[Stored data entries]
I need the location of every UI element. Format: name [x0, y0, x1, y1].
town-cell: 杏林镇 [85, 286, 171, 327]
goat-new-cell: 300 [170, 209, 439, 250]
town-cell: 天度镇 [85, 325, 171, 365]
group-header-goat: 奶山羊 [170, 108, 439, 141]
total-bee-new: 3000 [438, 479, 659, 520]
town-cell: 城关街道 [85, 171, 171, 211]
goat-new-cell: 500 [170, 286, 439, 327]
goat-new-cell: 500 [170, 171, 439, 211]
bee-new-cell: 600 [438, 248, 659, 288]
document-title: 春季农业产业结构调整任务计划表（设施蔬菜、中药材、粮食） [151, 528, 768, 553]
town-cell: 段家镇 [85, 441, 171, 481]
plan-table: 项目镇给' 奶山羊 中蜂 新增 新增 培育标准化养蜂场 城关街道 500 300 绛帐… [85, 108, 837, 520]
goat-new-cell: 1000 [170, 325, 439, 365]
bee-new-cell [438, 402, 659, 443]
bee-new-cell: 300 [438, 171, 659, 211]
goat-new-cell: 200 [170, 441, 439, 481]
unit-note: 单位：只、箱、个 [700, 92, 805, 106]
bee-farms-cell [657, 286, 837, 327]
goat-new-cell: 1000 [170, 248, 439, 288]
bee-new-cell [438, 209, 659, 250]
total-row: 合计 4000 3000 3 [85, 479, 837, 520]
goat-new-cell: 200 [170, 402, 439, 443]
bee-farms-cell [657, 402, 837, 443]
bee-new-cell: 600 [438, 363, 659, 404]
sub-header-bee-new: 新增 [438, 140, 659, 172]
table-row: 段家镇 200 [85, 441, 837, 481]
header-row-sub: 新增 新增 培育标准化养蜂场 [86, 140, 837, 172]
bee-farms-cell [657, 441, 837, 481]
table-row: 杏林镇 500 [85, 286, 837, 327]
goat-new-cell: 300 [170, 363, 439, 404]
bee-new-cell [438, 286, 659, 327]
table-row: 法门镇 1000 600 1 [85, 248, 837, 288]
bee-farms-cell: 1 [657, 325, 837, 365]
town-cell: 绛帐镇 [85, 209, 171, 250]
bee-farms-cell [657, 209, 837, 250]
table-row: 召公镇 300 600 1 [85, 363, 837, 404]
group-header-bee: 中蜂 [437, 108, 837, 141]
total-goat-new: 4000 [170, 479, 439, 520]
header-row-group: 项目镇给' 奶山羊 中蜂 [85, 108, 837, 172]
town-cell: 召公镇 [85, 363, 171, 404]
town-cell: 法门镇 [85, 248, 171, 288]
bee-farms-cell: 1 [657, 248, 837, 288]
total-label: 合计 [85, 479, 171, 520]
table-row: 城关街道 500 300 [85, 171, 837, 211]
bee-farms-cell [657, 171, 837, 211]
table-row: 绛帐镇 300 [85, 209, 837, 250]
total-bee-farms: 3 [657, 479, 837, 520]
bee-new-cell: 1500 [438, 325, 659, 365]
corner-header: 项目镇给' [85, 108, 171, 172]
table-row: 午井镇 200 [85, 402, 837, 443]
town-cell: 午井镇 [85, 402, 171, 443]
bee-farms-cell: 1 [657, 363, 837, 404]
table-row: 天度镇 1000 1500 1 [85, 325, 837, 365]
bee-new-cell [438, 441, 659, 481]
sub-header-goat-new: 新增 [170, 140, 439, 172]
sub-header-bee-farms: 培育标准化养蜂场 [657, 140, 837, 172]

**Given problem**
Reproduce every row above verbatim, without altering, omitting, or reordering any line.

**Result for this exercise**
I need the location of every UI element. Format: name [x0, y0, x1, y1].
town-cell: 杏林镇 [85, 286, 171, 327]
goat-new-cell: 300 [170, 209, 439, 250]
town-cell: 天度镇 [85, 325, 171, 365]
group-header-goat: 奶山羊 [170, 108, 439, 141]
total-bee-new: 3000 [438, 479, 659, 520]
town-cell: 城关街道 [85, 171, 171, 211]
goat-new-cell: 500 [170, 286, 439, 327]
goat-new-cell: 500 [170, 171, 439, 211]
bee-new-cell: 600 [438, 248, 659, 288]
document-title: 春季农业产业结构调整任务计划表（设施蔬菜、中药材、粮食） [151, 528, 768, 553]
town-cell: 段家镇 [85, 441, 171, 481]
plan-table: 项目镇给' 奶山羊 中蜂 新增 新增 培育标准化养蜂场 城关街道 500 300 绛帐… [85, 108, 837, 520]
goat-new-cell: 1000 [170, 325, 439, 365]
bee-new-cell [438, 402, 659, 443]
bee-new-cell: 300 [438, 171, 659, 211]
goat-new-cell: 200 [170, 441, 439, 481]
unit-note: 单位：只、箱、个 [700, 92, 805, 106]
bee-farms-cell [657, 286, 837, 327]
goat-new-cell: 1000 [170, 248, 439, 288]
bee-new-cell [438, 209, 659, 250]
total-row: 合计 4000 3000 3 [85, 479, 837, 520]
goat-new-cell: 200 [170, 402, 439, 443]
bee-farms-cell [657, 402, 837, 443]
bee-new-cell: 600 [438, 363, 659, 404]
sub-header-bee-new: 新增 [438, 140, 659, 172]
table-row: 段家镇 200 [85, 441, 837, 481]
header-row-sub: 新增 新增 培育标准化养蜂场 [86, 140, 837, 172]
bee-farms-cell [657, 441, 837, 481]
table-row: 杏林镇 500 [85, 286, 837, 327]
goat-new-cell: 300 [170, 363, 439, 404]
bee-new-cell [438, 286, 659, 327]
table-row: 法门镇 1000 600 1 [85, 248, 837, 288]
bee-farms-cell: 1 [657, 325, 837, 365]
town-cell: 绛帐镇 [85, 209, 171, 250]
bee-farms-cell [657, 209, 837, 250]
table-row: 召公镇 300 600 1 [85, 363, 837, 404]
group-header-bee: 中蜂 [437, 108, 837, 141]
total-goat-new: 4000 [170, 479, 439, 520]
header-row-group: 项目镇给' 奶山羊 中蜂 [85, 108, 837, 172]
town-cell: 召公镇 [85, 363, 171, 404]
town-cell: 法门镇 [85, 248, 171, 288]
bee-farms-cell: 1 [657, 248, 837, 288]
total-label: 合计 [85, 479, 171, 520]
table-row: 城关街道 500 300 [85, 171, 837, 211]
bee-farms-cell [657, 171, 837, 211]
table-row: 绛帐镇 300 [85, 209, 837, 250]
total-bee-farms: 3 [657, 479, 837, 520]
bee-new-cell: 1500 [438, 325, 659, 365]
corner-header: 项目镇给' [85, 108, 171, 172]
table-row: 午井镇 200 [85, 402, 837, 443]
town-cell: 午井镇 [85, 402, 171, 443]
bee-farms-cell: 1 [657, 363, 837, 404]
table-row: 天度镇 1000 1500 1 [85, 325, 837, 365]
bee-new-cell [438, 441, 659, 481]
sub-header-goat-new: 新增 [170, 140, 439, 172]
sub-header-bee-farms: 培育标准化养蜂场 [657, 140, 837, 172]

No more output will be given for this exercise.